▶ _What is expected_:
Please copy every line of the records below that holds the word "name".

▶ _Records for this task_:
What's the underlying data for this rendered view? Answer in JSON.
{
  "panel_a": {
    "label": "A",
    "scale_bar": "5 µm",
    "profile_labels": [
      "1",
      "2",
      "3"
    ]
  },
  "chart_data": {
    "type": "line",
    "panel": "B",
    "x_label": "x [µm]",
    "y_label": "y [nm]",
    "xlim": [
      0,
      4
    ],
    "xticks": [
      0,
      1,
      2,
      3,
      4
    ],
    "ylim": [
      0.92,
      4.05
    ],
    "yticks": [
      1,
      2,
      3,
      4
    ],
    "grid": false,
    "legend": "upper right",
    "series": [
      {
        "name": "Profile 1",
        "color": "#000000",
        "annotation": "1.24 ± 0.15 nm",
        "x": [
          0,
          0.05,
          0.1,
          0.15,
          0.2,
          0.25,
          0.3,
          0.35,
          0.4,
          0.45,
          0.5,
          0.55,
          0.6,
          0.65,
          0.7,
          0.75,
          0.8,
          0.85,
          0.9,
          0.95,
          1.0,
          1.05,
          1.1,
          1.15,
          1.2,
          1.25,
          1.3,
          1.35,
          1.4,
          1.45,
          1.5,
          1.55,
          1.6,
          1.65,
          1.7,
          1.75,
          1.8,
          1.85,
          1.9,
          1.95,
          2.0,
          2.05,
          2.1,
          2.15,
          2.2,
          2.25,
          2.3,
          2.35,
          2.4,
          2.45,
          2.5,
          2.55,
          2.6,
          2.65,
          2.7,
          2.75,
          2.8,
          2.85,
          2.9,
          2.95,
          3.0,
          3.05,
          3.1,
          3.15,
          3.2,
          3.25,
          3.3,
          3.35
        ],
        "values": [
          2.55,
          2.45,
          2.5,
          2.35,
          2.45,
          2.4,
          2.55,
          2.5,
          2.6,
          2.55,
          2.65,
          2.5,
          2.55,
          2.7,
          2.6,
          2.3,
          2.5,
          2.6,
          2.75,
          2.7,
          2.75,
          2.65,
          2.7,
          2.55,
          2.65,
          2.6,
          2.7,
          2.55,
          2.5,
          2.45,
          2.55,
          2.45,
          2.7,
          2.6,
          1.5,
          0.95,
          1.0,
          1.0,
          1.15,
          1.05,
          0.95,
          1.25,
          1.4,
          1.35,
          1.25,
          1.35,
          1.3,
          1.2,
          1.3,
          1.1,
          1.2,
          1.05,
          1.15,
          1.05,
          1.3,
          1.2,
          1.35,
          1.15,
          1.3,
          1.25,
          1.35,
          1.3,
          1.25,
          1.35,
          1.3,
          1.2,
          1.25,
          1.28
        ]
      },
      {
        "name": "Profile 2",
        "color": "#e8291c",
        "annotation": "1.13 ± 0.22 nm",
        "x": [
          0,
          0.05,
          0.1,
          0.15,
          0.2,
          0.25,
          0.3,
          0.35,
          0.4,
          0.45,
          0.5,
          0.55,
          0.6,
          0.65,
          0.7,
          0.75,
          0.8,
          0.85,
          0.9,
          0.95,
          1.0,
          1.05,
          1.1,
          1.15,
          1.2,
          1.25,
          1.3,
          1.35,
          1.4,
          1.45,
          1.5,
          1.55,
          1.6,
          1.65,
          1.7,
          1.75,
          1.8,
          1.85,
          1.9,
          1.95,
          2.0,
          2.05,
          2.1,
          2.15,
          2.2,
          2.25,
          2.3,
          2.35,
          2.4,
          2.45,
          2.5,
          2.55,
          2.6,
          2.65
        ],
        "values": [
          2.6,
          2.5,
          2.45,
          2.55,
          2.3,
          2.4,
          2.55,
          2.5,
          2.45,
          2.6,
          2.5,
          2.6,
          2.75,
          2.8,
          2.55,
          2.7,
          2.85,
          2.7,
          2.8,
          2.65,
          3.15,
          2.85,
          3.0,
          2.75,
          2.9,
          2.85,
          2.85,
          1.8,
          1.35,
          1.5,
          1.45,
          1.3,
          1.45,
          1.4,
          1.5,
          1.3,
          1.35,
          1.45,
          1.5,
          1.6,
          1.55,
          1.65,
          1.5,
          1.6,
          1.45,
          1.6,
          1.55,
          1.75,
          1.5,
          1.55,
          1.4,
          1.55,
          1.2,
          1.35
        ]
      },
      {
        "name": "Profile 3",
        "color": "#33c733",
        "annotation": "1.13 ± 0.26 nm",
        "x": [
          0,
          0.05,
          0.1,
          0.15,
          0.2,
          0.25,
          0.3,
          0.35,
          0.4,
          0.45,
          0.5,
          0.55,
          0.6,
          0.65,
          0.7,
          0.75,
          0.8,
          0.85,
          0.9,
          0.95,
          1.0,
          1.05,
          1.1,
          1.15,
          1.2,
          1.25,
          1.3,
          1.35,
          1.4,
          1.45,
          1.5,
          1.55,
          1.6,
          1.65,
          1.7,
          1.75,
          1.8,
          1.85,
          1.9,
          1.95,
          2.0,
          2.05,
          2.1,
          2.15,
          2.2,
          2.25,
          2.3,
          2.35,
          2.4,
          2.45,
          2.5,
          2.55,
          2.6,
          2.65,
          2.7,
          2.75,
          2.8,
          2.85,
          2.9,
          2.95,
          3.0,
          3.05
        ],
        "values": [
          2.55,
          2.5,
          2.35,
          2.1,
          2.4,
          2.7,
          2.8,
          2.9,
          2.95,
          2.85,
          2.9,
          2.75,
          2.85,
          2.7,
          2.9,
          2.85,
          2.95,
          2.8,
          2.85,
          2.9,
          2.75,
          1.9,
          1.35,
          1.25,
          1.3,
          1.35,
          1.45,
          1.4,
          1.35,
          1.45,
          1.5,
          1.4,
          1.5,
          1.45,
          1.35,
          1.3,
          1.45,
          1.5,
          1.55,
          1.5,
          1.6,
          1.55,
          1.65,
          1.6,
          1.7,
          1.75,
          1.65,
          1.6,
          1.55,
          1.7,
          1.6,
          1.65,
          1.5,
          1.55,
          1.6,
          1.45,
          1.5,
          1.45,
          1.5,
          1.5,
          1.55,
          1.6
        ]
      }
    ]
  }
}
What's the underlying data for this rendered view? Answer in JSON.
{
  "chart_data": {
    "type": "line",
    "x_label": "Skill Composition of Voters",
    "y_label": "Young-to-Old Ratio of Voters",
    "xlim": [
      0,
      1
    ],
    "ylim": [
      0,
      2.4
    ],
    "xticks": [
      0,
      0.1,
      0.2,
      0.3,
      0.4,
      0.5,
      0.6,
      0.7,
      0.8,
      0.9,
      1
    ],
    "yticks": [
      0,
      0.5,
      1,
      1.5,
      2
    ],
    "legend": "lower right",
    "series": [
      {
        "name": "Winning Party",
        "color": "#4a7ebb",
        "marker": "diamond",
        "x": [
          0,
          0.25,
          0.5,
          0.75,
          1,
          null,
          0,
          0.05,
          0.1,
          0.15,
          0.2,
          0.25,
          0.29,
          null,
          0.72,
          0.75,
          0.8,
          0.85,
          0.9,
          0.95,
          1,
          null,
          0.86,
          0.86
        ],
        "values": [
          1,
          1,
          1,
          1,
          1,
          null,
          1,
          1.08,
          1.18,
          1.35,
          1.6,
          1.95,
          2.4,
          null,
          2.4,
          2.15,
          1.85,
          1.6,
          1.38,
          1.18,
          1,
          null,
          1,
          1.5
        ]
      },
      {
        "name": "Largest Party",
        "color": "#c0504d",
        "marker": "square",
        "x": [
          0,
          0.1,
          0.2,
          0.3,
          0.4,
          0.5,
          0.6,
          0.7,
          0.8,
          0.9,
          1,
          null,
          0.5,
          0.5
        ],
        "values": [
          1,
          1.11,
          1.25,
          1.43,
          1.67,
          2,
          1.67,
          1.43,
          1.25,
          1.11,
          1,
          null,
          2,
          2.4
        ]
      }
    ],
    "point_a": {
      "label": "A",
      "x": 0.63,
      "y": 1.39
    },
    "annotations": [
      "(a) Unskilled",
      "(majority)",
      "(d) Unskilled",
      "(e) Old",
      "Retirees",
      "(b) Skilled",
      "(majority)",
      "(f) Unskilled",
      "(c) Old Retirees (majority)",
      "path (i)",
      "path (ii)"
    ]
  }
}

▶ _Solution to this exercise_:
        "name": "Profile 1",
        "name": "Profile 2",
        "name": "Profile 3",
        "name": "Winning Party",
        "name": "Largest Party",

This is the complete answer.